##### Exercise inputs #####

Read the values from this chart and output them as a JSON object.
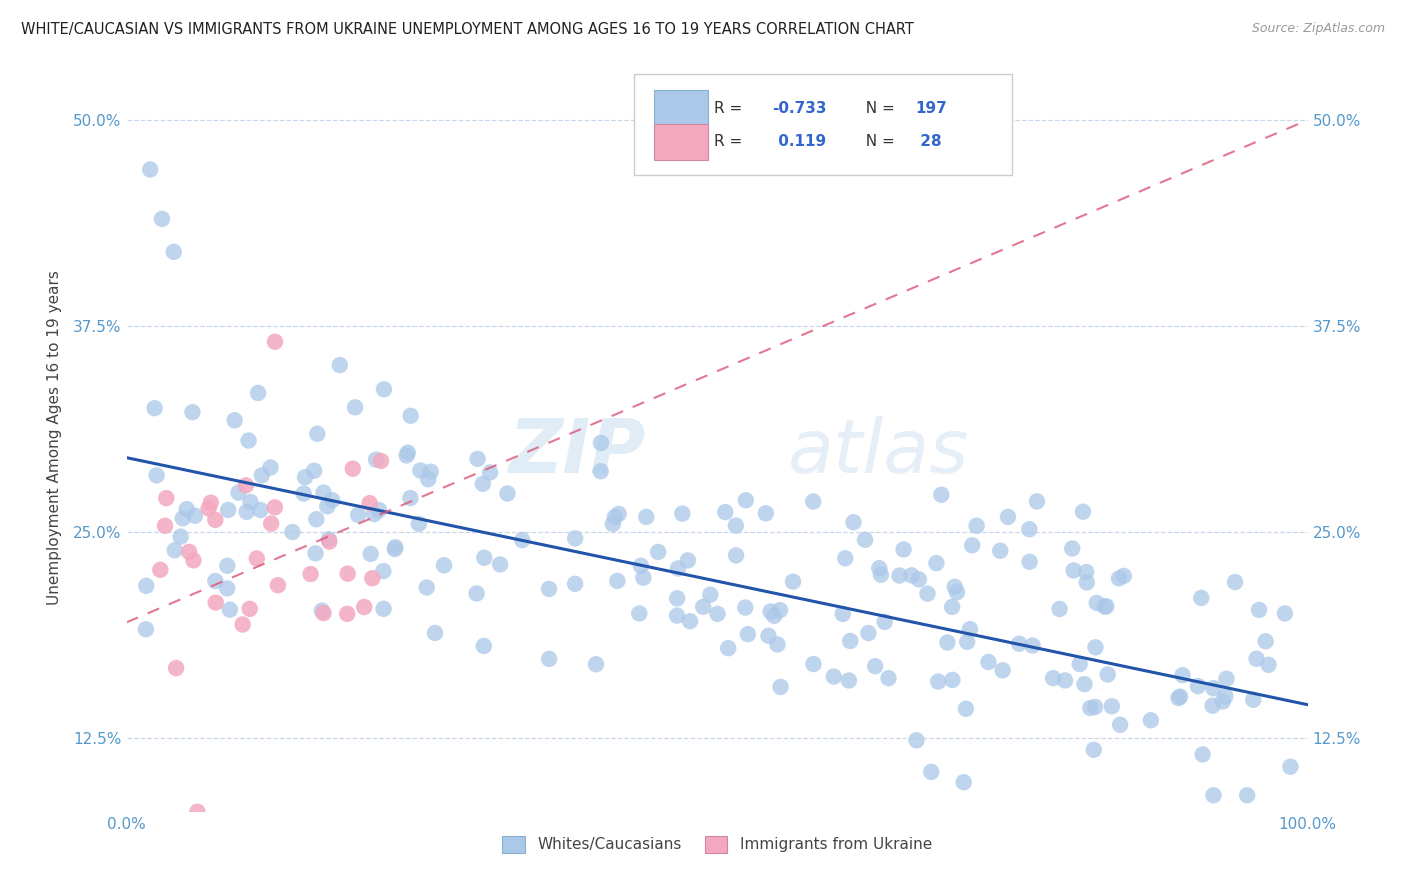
{
  "title": "WHITE/CAUCASIAN VS IMMIGRANTS FROM UKRAINE UNEMPLOYMENT AMONG AGES 16 TO 19 YEARS CORRELATION CHART",
  "source": "Source: ZipAtlas.com",
  "ylabel": "Unemployment Among Ages 16 to 19 years",
  "xlim": [
    0.0,
    1.0
  ],
  "ylim": [
    0.08,
    0.535
  ],
  "yticks": [
    0.125,
    0.25,
    0.375,
    0.5
  ],
  "ytick_labels": [
    "12.5%",
    "25.0%",
    "37.5%",
    "50.0%"
  ],
  "xticks": [
    0.0,
    1.0
  ],
  "xtick_labels": [
    "0.0%",
    "100.0%"
  ],
  "blue_R": -0.733,
  "blue_N": 197,
  "pink_R": 0.119,
  "pink_N": 28,
  "blue_color": "#aac8e8",
  "pink_color": "#f4a8c0",
  "blue_line_color": "#2255aa",
  "pink_line_color": "#dd5577",
  "watermark_zip": "ZIP",
  "watermark_atlas": "atlas",
  "legend_label_blue": "Whites/Caucasians",
  "legend_label_pink": "Immigrants from Ukraine",
  "blue_trend_x": [
    0.0,
    1.0
  ],
  "blue_trend_y": [
    0.295,
    0.145
  ],
  "pink_trend_x": [
    0.0,
    1.0
  ],
  "pink_trend_y": [
    0.195,
    0.5
  ]
}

#####

◆ Given request
Reproduce the whole listing word for word, setting aside any pictures.

◆ Solution for this task
Read the values from this chart and output them as a JSON object.
{
  "title": "WHITE/CAUCASIAN VS IMMIGRANTS FROM UKRAINE UNEMPLOYMENT AMONG AGES 16 TO 19 YEARS CORRELATION CHART",
  "source": "Source: ZipAtlas.com",
  "ylabel": "Unemployment Among Ages 16 to 19 years",
  "xlim": [
    0.0,
    1.0
  ],
  "ylim": [
    0.08,
    0.535
  ],
  "yticks": [
    0.125,
    0.25,
    0.375,
    0.5
  ],
  "ytick_labels": [
    "12.5%",
    "25.0%",
    "37.5%",
    "50.0%"
  ],
  "xticks": [
    0.0,
    1.0
  ],
  "xtick_labels": [
    "0.0%",
    "100.0%"
  ],
  "blue_R": -0.733,
  "blue_N": 197,
  "pink_R": 0.119,
  "pink_N": 28,
  "blue_color": "#aac8e8",
  "pink_color": "#f4a8c0",
  "blue_line_color": "#2255aa",
  "pink_line_color": "#dd5577",
  "watermark_zip": "ZIP",
  "watermark_atlas": "atlas",
  "legend_label_blue": "Whites/Caucasians",
  "legend_label_pink": "Immigrants from Ukraine",
  "blue_trend_x": [
    0.0,
    1.0
  ],
  "blue_trend_y": [
    0.295,
    0.145
  ],
  "pink_trend_x": [
    0.0,
    1.0
  ],
  "pink_trend_y": [
    0.195,
    0.5
  ]
}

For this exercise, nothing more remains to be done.